## Directive:
List the lines of this listing that hold the word "nreuniões".

## Dataset excerpts:

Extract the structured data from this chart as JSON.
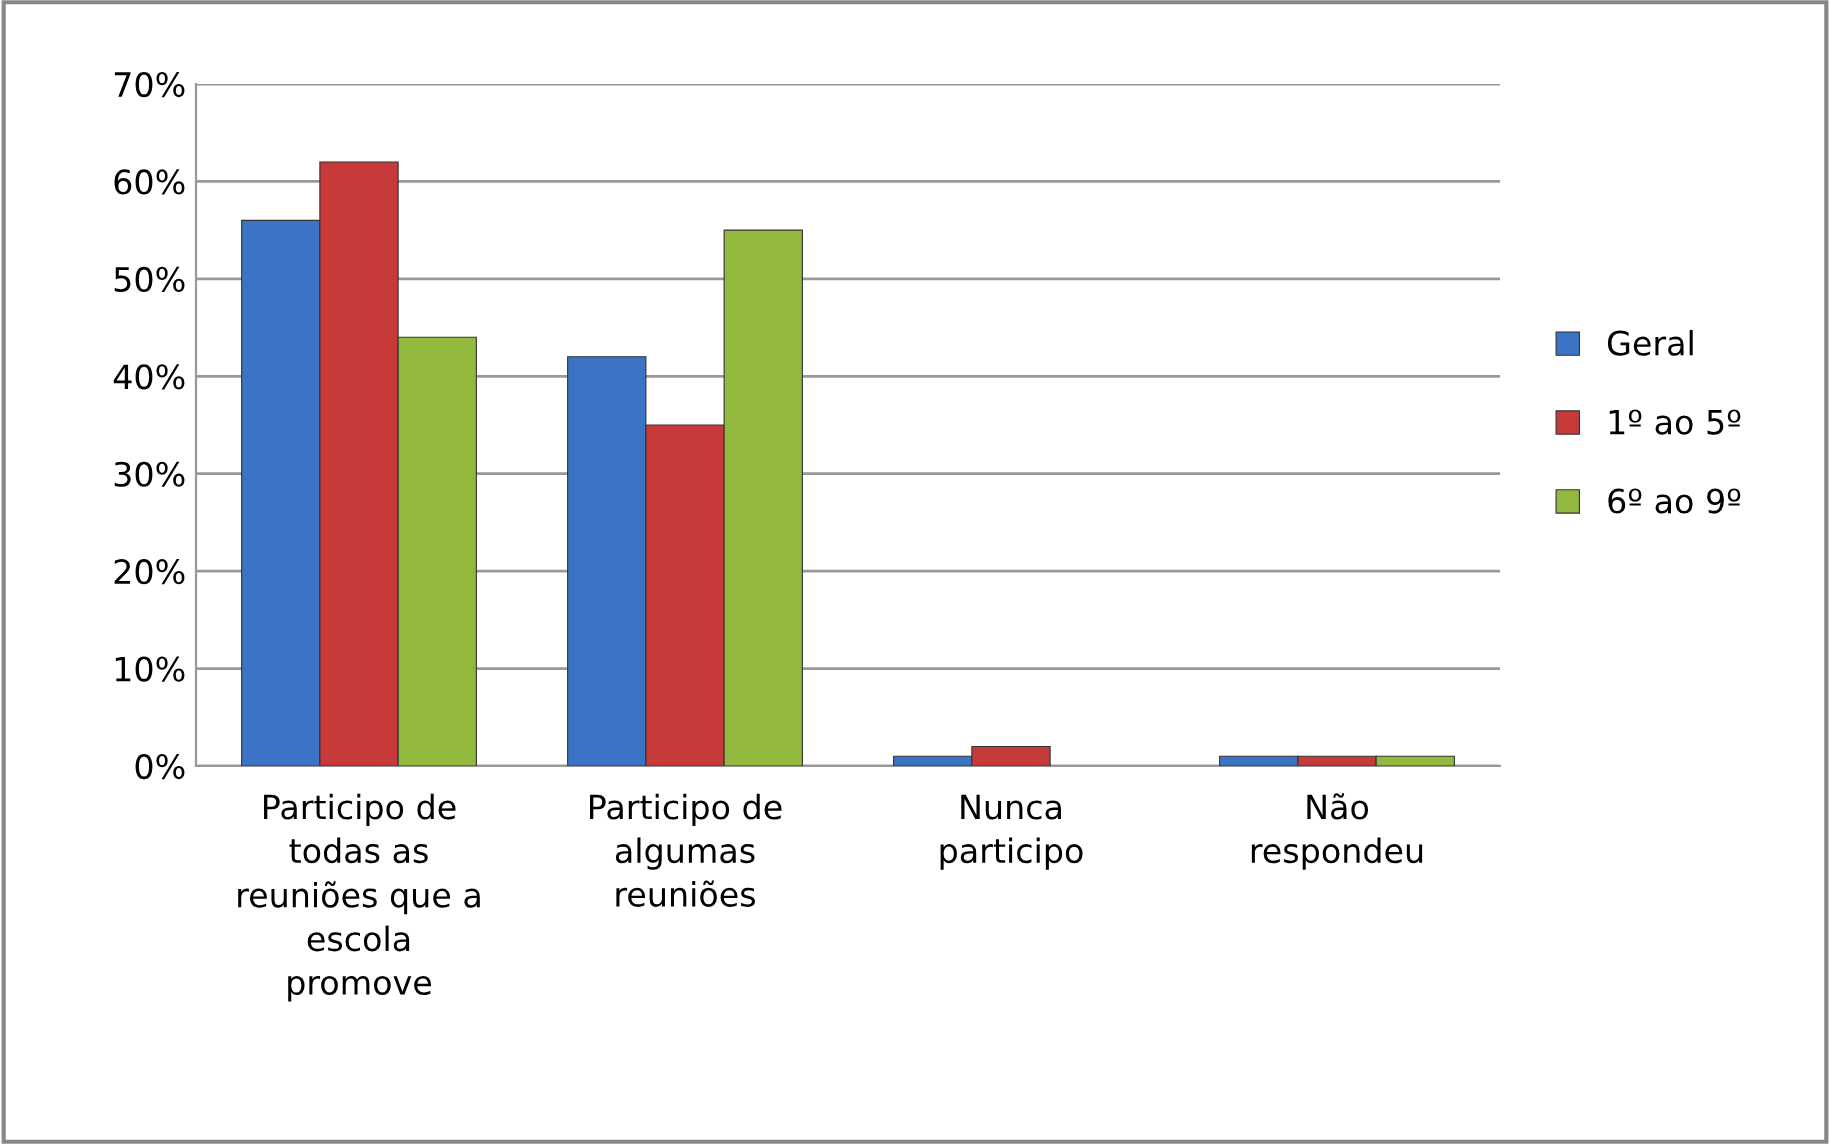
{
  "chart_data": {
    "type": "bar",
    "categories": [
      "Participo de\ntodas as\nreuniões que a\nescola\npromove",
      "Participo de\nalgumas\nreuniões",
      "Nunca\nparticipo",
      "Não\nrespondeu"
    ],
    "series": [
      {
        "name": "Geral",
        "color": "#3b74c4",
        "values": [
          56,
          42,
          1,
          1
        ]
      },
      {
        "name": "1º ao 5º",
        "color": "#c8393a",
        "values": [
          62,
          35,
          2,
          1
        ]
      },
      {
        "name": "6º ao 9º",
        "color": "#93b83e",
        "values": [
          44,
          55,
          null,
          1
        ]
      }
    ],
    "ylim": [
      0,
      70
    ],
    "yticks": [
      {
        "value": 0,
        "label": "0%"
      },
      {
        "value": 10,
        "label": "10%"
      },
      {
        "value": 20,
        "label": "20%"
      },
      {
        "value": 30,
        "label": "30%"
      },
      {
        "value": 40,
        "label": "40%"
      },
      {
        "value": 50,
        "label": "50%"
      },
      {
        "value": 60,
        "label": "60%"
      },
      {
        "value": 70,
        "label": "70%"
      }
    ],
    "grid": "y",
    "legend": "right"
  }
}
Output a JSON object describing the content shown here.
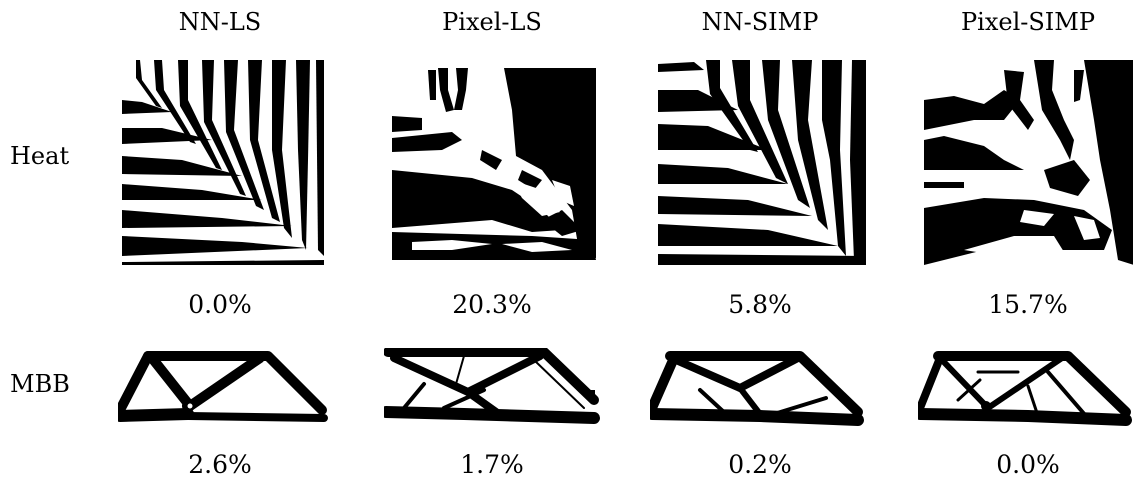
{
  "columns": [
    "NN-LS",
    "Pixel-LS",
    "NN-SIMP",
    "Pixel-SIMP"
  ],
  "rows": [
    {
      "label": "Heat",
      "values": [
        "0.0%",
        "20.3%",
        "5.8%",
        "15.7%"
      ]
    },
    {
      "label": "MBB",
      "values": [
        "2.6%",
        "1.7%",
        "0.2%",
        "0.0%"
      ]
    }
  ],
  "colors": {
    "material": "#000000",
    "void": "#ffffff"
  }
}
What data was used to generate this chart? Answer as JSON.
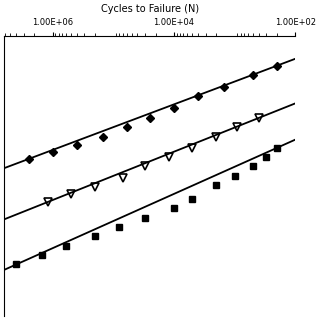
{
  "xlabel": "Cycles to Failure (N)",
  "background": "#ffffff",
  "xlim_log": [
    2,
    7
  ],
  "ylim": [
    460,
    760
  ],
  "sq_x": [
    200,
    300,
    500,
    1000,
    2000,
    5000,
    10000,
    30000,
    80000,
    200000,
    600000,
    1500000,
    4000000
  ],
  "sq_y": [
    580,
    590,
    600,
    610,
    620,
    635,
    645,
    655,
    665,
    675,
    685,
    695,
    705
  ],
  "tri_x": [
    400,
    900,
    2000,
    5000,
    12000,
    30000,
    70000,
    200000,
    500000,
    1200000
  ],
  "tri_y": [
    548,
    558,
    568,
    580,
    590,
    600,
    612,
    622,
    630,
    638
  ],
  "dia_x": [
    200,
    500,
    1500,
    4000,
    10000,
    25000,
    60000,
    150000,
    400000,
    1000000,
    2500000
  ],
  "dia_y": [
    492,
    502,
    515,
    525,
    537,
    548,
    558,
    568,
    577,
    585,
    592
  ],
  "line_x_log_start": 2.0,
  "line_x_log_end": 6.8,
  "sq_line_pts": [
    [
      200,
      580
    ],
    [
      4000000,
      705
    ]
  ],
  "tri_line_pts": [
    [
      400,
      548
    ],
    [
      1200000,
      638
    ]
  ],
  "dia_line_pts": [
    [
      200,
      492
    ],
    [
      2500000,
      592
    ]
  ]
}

## Solution to the problem:
      "Participo de\ntodas as\nreuniões que a\nescola\npromove",
      "Participo de\nalgumas\nreuniões",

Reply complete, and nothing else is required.